▶ TASK GOAL
Examine the material below. Gather every line in which the string "todos" appears.
===== DATASET EXTRACT =====
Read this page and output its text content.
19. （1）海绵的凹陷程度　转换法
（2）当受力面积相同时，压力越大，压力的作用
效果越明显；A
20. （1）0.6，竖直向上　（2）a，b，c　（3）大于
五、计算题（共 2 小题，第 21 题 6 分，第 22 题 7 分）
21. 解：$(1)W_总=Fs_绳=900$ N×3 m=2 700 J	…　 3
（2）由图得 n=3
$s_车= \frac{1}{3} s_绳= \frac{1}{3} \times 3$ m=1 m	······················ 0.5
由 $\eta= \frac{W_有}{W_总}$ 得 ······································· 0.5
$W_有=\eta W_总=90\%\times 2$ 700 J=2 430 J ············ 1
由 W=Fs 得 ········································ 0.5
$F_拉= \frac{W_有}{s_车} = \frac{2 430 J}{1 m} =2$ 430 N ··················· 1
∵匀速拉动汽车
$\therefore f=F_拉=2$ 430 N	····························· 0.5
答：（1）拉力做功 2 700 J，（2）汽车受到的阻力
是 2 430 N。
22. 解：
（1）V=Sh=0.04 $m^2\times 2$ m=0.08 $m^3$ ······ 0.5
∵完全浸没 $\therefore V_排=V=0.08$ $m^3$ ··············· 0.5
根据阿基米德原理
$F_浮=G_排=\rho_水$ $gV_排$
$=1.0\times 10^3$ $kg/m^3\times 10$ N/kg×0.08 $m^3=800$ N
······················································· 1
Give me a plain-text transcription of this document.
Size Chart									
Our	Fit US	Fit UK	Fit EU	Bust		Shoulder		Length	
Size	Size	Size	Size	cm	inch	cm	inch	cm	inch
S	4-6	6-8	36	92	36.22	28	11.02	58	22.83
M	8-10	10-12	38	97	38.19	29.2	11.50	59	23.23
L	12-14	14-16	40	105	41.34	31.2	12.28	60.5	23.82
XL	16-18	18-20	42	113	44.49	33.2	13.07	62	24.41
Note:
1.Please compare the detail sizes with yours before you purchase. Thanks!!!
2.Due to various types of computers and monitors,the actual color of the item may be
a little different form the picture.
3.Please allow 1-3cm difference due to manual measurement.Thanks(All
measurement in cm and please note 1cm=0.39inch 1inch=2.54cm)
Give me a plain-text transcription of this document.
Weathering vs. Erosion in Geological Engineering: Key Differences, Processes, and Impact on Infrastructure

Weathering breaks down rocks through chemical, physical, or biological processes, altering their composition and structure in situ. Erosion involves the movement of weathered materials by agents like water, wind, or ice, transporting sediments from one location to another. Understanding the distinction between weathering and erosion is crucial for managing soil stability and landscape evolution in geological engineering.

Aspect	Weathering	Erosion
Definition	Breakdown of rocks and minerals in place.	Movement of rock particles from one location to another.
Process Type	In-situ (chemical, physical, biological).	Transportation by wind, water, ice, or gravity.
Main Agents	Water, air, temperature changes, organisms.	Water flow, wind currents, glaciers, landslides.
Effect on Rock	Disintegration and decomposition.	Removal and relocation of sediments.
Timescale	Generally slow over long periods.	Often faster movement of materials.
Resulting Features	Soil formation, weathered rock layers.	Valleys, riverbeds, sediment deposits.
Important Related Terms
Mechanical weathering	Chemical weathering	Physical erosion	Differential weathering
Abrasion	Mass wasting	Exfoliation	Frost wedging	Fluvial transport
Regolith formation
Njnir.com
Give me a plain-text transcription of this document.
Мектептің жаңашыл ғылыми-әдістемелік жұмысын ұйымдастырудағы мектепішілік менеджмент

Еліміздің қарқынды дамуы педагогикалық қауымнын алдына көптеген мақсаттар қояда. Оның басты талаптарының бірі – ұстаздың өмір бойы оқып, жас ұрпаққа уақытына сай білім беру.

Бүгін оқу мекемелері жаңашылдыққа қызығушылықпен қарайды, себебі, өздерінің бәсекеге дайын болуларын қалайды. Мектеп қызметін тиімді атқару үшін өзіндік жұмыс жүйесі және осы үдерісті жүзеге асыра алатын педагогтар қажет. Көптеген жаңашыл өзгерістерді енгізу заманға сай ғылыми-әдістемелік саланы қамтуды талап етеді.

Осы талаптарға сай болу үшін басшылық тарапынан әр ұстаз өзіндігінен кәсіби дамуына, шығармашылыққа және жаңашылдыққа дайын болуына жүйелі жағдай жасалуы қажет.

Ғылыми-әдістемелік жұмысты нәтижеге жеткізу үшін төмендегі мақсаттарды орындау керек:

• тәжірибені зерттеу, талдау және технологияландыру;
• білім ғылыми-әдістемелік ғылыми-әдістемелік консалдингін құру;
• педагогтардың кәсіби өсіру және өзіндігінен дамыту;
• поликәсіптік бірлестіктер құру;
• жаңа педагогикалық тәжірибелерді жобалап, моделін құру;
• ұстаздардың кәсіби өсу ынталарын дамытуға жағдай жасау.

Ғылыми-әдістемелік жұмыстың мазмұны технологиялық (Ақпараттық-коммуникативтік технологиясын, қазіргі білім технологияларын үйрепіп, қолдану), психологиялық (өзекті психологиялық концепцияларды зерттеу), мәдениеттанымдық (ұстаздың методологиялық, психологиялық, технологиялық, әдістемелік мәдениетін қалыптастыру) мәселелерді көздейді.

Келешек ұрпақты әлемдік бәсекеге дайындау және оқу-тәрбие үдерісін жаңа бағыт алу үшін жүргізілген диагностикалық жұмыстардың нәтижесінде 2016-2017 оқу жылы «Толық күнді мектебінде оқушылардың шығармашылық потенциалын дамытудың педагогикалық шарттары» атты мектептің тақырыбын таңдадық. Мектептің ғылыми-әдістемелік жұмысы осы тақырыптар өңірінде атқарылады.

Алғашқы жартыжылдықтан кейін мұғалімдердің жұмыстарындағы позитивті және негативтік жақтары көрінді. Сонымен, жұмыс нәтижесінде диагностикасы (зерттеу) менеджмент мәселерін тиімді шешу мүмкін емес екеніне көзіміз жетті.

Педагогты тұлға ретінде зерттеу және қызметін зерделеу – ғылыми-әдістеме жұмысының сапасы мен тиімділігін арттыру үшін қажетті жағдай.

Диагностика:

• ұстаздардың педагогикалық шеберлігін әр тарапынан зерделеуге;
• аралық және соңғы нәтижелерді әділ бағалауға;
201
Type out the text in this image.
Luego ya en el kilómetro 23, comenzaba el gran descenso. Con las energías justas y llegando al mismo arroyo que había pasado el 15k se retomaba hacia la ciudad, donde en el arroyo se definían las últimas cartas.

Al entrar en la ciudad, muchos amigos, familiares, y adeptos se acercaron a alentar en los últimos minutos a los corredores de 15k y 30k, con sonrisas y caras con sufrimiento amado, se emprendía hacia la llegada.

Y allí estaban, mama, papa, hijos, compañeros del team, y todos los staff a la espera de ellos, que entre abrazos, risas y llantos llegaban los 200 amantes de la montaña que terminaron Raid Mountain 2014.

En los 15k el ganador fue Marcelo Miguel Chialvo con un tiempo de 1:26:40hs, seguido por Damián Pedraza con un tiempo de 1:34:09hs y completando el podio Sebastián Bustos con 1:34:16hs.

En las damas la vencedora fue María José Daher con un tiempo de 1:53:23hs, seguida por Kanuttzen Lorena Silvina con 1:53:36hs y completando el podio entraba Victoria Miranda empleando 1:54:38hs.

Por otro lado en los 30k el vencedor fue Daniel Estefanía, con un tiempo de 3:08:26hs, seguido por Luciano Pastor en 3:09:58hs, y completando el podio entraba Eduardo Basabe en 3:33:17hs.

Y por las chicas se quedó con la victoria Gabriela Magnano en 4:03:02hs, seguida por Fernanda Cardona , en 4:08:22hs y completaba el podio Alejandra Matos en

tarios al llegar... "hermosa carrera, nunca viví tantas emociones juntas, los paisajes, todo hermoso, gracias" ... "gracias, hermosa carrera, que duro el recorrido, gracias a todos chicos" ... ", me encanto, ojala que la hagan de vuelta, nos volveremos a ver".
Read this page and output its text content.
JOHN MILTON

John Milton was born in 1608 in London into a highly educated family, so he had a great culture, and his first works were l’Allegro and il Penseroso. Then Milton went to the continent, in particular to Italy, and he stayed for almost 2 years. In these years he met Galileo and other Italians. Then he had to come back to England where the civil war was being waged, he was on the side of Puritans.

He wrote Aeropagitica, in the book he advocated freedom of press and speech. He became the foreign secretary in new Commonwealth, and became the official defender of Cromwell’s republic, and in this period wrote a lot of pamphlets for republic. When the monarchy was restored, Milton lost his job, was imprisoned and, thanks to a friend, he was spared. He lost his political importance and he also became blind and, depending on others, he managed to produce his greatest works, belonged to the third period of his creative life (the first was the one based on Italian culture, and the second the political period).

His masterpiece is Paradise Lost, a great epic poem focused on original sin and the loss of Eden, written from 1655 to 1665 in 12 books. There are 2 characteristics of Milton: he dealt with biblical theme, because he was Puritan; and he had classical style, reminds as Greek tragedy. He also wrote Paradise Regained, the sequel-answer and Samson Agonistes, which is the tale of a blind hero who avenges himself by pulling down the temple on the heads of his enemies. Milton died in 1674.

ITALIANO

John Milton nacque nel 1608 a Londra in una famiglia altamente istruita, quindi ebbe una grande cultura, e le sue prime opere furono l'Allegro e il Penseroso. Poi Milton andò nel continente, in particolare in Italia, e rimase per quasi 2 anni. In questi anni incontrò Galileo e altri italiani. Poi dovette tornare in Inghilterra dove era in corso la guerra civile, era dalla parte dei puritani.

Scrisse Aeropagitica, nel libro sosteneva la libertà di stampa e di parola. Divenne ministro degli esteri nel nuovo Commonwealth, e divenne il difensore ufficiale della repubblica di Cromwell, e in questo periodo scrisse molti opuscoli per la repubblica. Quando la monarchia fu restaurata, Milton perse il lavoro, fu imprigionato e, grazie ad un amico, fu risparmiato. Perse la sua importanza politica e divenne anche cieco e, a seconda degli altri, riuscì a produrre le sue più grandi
=====
▶ FINISHED TASK
Y allí estaban, mama, papa, hijos, compañeros del team, y todos los staff a la espera de ellos, que entre abrazos, risas y llantos llegaban los 200 amantes de la montaña que terminaron Raid Mountain 2014.
tarios al llegar... "hermosa carrera, nunca viví tantas emociones juntas, los paisajes, todo hermoso, gracias" ... "gracias, hermosa carrera, que duro el recorrido, gracias a todos chicos" ... ", me encanto, ojala que la hagan de vuelta, nos volveremos a ver".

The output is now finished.